• **Directive**: Take each line that has the word "основных" and return it.

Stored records
.....

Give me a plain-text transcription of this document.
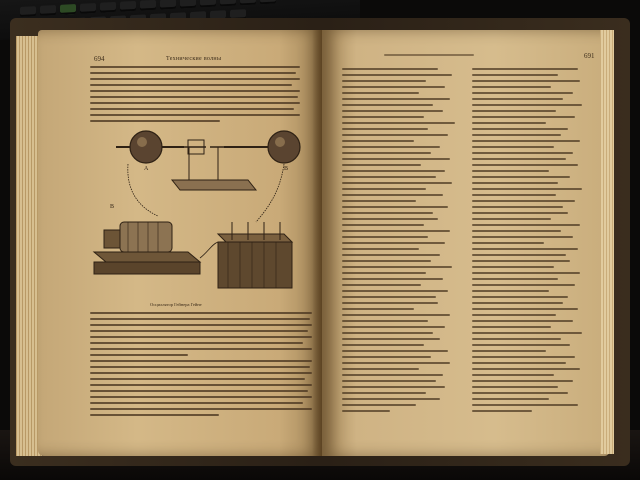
694	Технические волны	691
A	B
В
Осциллятор Гейнера Гейне
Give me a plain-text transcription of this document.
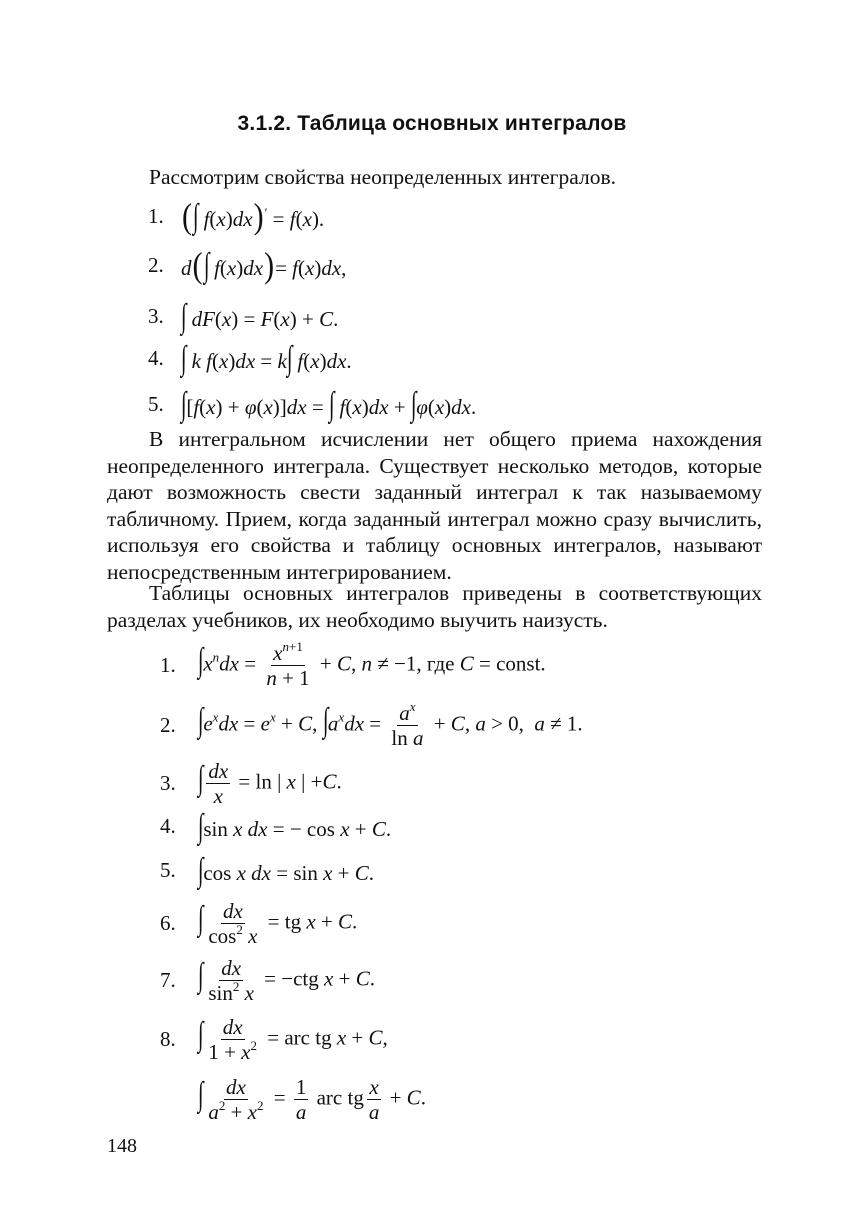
3.1.2. Таблица основных интегралов
Рассмотрим свойства неопределенных интегралов.
1. (∫ f(x)dx)′ = f(x).
2. d(∫ f(x)dx)= f(x)dx,
3. ∫ dF(x) = F(x) + C.
4. ∫ k f(x)dx = k∫ f(x)dx.
5. ∫[f(x) + φ(x)]dx = ∫ f(x)dx + ∫φ(x)dx.
В интегральном исчислении нет общего приема нахождения неопределенного интеграла. Существует несколько методов, которые дают возможность свести заданный интеграл к так называемому табличному. Прием, когда заданный интеграл можно сразу вычислить, используя его свойства и таблицу основных интегралов, называют непосредственным интегрированием.
Таблицы основных интегралов приведены в соответствующих разделах учебников, их необходимо выучить наизусть.
1. $\int x^ndx = \frac{x^{n+1}}{n + 1} + C$, n ≠ −1, где C = const.
2. $\int e^xdx = e^x + C$, $\int a^xdx = \frac{a^x}{\text{ln a}} + C$, a > 0,  a ≠ 1.
3. ∫ $\frac{dx}{x} = \ln$ | x | +C.
4. ∫sin x dx = − cos x + C.
5. ∫cos x dx = sin x + C.
6. ∫ $\frac{dx}{\cos^2 x}$ = tg x + C.
7. ∫ $\frac{dx}{\sin^2 x} = -ctg$ x + C.
8. ∫ $\frac{dx}{1 + x^2}$ = arc tg x + C,
∫ $\frac{dx}{a^2 + x^2} = \frac{1}{a}$ arc tg $\frac{x}{a} + C$.
148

.....

• **Response to this exercise**:
3.1.2. Таблица основных интегралов
В интегральном исчислении нет общего приема нахождения неопределенного интеграла. Существует несколько методов, которые дают возможность свести заданный интеграл к так называемому табличному. Прием, когда заданный интеграл можно сразу вычислить, используя его свойства и таблицу основных интегралов, называют непосредственным интегрированием.
Таблицы основных интегралов приведены в соответствующих разделах учебников, их необходимо выучить наизусть.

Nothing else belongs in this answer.